## Data to use
════════════════════

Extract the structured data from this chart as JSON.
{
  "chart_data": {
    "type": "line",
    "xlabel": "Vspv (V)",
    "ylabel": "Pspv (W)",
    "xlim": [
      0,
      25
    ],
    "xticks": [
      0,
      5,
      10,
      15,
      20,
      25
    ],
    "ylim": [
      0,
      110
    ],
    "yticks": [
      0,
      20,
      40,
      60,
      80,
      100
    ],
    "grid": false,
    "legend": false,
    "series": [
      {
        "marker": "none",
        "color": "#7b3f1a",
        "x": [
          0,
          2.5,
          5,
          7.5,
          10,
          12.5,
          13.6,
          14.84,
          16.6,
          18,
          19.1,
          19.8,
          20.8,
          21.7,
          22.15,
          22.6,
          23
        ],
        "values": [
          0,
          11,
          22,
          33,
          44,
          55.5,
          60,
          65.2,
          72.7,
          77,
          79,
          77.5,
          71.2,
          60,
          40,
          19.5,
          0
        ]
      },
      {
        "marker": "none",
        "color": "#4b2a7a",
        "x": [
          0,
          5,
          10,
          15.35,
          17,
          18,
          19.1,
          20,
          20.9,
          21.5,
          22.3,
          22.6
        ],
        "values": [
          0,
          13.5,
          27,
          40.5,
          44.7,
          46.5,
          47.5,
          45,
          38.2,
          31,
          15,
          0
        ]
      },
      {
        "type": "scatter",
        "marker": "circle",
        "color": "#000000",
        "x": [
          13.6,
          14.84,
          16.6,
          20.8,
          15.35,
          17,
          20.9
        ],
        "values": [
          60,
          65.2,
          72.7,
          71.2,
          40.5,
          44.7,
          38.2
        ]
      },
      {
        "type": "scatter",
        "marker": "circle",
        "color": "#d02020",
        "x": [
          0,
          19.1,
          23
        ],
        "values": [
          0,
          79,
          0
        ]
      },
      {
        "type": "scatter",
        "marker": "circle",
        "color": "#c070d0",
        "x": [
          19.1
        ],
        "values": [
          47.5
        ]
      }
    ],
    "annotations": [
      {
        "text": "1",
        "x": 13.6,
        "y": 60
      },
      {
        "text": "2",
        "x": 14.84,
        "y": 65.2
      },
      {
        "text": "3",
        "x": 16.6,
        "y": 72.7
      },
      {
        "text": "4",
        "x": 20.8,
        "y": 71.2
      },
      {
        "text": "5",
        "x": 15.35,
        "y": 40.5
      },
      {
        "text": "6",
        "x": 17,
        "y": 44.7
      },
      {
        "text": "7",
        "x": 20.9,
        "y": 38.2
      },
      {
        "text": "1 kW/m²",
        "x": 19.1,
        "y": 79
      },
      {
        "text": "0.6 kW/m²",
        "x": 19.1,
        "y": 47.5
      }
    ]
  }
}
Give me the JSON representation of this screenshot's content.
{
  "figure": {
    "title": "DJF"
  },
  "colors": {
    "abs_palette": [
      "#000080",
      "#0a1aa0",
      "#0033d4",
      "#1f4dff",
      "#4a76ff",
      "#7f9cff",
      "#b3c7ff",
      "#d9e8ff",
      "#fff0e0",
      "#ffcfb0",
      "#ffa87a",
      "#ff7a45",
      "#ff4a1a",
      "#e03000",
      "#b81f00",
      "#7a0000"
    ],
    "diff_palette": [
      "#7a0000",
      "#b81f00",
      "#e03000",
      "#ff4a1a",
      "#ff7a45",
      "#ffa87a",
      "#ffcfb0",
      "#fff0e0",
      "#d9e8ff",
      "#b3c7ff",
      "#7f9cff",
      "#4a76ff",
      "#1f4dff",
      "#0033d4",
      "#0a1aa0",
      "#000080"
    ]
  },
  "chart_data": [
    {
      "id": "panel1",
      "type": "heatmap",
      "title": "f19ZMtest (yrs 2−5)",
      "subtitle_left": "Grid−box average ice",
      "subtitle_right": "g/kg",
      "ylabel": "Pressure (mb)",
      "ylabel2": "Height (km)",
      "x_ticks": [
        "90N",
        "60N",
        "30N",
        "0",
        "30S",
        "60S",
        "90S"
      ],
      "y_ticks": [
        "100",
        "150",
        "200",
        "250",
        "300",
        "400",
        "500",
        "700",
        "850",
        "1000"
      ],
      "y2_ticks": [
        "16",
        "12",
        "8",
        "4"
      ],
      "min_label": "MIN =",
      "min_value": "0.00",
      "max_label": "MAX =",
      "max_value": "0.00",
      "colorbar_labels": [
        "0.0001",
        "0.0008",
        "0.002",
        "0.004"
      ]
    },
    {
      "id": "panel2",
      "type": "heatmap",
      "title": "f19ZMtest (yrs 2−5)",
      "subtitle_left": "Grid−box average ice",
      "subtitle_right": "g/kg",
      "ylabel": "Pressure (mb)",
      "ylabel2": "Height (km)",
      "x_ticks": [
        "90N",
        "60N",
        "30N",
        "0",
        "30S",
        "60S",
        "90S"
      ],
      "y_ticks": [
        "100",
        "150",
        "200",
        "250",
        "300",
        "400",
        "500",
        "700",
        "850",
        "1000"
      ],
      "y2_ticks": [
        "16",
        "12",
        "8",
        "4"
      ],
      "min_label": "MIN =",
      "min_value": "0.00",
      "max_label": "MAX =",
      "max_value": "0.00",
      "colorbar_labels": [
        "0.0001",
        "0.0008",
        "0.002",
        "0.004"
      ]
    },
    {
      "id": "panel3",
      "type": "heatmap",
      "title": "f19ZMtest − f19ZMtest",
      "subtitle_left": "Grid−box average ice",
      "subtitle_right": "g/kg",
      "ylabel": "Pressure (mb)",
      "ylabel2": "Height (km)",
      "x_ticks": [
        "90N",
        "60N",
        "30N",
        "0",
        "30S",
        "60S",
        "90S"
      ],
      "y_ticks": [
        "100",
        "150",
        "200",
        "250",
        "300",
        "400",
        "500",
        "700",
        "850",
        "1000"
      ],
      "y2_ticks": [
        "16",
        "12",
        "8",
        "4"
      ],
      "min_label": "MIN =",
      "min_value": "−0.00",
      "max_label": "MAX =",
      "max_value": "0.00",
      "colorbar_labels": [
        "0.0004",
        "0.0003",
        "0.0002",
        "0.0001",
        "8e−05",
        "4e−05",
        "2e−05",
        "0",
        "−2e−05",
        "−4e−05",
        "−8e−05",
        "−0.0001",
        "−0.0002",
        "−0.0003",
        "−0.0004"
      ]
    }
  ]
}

════════════════════

## What you should do
Retype the listing exactly, in full.

## Response
Extract the structured data from this chart as JSON.
{
  "chart_data": {
    "type": "line",
    "xlabel": "Vspv (V)",
    "ylabel": "Pspv (W)",
    "xlim": [
      0,
      25
    ],
    "xticks": [
      0,
      5,
      10,
      15,
      20,
      25
    ],
    "ylim": [
      0,
      110
    ],
    "yticks": [
      0,
      20,
      40,
      60,
      80,
      100
    ],
    "grid": false,
    "legend": false,
    "series": [
      {
        "marker": "none",
        "color": "#7b3f1a",
        "x": [
          0,
          2.5,
          5,
          7.5,
          10,
          12.5,
          13.6,
          14.84,
          16.6,
          18,
          19.1,
          19.8,
          20.8,
          21.7,
          22.15,
          22.6,
          23
        ],
        "values": [
          0,
          11,
          22,
          33,
          44,
          55.5,
          60,
          65.2,
          72.7,
          77,
          79,
          77.5,
          71.2,
          60,
          40,
          19.5,
          0
        ]
      },
      {
        "marker": "none",
        "color": "#4b2a7a",
        "x": [
          0,
          5,
          10,
          15.35,
          17,
          18,
          19.1,
          20,
          20.9,
          21.5,
          22.3,
          22.6
        ],
        "values": [
          0,
          13.5,
          27,
          40.5,
          44.7,
          46.5,
          47.5,
          45,
          38.2,
          31,
          15,
          0
        ]
      },
      {
        "type": "scatter",
        "marker": "circle",
        "color": "#000000",
        "x": [
          13.6,
          14.84,
          16.6,
          20.8,
          15.35,
          17,
          20.9
        ],
        "values": [
          60,
          65.2,
          72.7,
          71.2,
          40.5,
          44.7,
          38.2
        ]
      },
      {
        "type": "scatter",
        "marker": "circle",
        "color": "#d02020",
        "x": [
          0,
          19.1,
          23
        ],
        "values": [
          0,
          79,
          0
        ]
      },
      {
        "type": "scatter",
        "marker": "circle",
        "color": "#c070d0",
        "x": [
          19.1
        ],
        "values": [
          47.5
        ]
      }
    ],
    "annotations": [
      {
        "text": "1",
        "x": 13.6,
        "y": 60
      },
      {
        "text": "2",
        "x": 14.84,
        "y": 65.2
      },
      {
        "text": "3",
        "x": 16.6,
        "y": 72.7
      },
      {
        "text": "4",
        "x": 20.8,
        "y": 71.2
      },
      {
        "text": "5",
        "x": 15.35,
        "y": 40.5
      },
      {
        "text": "6",
        "x": 17,
        "y": 44.7
      },
      {
        "text": "7",
        "x": 20.9,
        "y": 38.2
      },
      {
        "text": "1 kW/m²",
        "x": 19.1,
        "y": 79
      },
      {
        "text": "0.6 kW/m²",
        "x": 19.1,
        "y": 47.5
      }
    ]
  }
}
Give me the JSON representation of this screenshot's content.
{
  "figure": {
    "title": "DJF"
  },
  "colors": {
    "abs_palette": [
      "#000080",
      "#0a1aa0",
      "#0033d4",
      "#1f4dff",
      "#4a76ff",
      "#7f9cff",
      "#b3c7ff",
      "#d9e8ff",
      "#fff0e0",
      "#ffcfb0",
      "#ffa87a",
      "#ff7a45",
      "#ff4a1a",
      "#e03000",
      "#b81f00",
      "#7a0000"
    ],
    "diff_palette": [
      "#7a0000",
      "#b81f00",
      "#e03000",
      "#ff4a1a",
      "#ff7a45",
      "#ffa87a",
      "#ffcfb0",
      "#fff0e0",
      "#d9e8ff",
      "#b3c7ff",
      "#7f9cff",
      "#4a76ff",
      "#1f4dff",
      "#0033d4",
      "#0a1aa0",
      "#000080"
    ]
  },
  "chart_data": [
    {
      "id": "panel1",
      "type": "heatmap",
      "title": "f19ZMtest (yrs 2−5)",
      "subtitle_left": "Grid−box average ice",
      "subtitle_right": "g/kg",
      "ylabel": "Pressure (mb)",
      "ylabel2": "Height (km)",
      "x_ticks": [
        "90N",
        "60N",
        "30N",
        "0",
        "30S",
        "60S",
        "90S"
      ],
      "y_ticks": [
        "100",
        "150",
        "200",
        "250",
        "300",
        "400",
        "500",
        "700",
        "850",
        "1000"
      ],
      "y2_ticks": [
        "16",
        "12",
        "8",
        "4"
      ],
      "min_label": "MIN =",
      "min_value": "0.00",
      "max_label": "MAX =",
      "max_value": "0.00",
      "colorbar_labels": [
        "0.0001",
        "0.0008",
        "0.002",
        "0.004"
      ]
    },
    {
      "id": "panel2",
      "type": "heatmap",
      "title": "f19ZMtest (yrs 2−5)",
      "subtitle_left": "Grid−box average ice",
      "subtitle_right": "g/kg",
      "ylabel": "Pressure (mb)",
      "ylabel2": "Height (km)",
      "x_ticks": [
        "90N",
        "60N",
        "30N",
        "0",
        "30S",
        "60S",
        "90S"
      ],
      "y_ticks": [
        "100",
        "150",
        "200",
        "250",
        "300",
        "400",
        "500",
        "700",
        "850",
        "1000"
      ],
      "y2_ticks": [
        "16",
        "12",
        "8",
        "4"
      ],
      "min_label": "MIN =",
      "min_value": "0.00",
      "max_label": "MAX =",
      "max_value": "0.00",
      "colorbar_labels": [
        "0.0001",
        "0.0008",
        "0.002",
        "0.004"
      ]
    },
    {
      "id": "panel3",
      "type": "heatmap",
      "title": "f19ZMtest − f19ZMtest",
      "subtitle_left": "Grid−box average ice",
      "subtitle_right": "g/kg",
      "ylabel": "Pressure (mb)",
      "ylabel2": "Height (km)",
      "x_ticks": [
        "90N",
        "60N",
        "30N",
        "0",
        "30S",
        "60S",
        "90S"
      ],
      "y_ticks": [
        "100",
        "150",
        "200",
        "250",
        "300",
        "400",
        "500",
        "700",
        "850",
        "1000"
      ],
      "y2_ticks": [
        "16",
        "12",
        "8",
        "4"
      ],
      "min_label": "MIN =",
      "min_value": "−0.00",
      "max_label": "MAX =",
      "max_value": "0.00",
      "colorbar_labels": [
        "0.0004",
        "0.0003",
        "0.0002",
        "0.0001",
        "8e−05",
        "4e−05",
        "2e−05",
        "0",
        "−2e−05",
        "−4e−05",
        "−8e−05",
        "−0.0001",
        "−0.0002",
        "−0.0003",
        "−0.0004"
      ]
    }
  ]
}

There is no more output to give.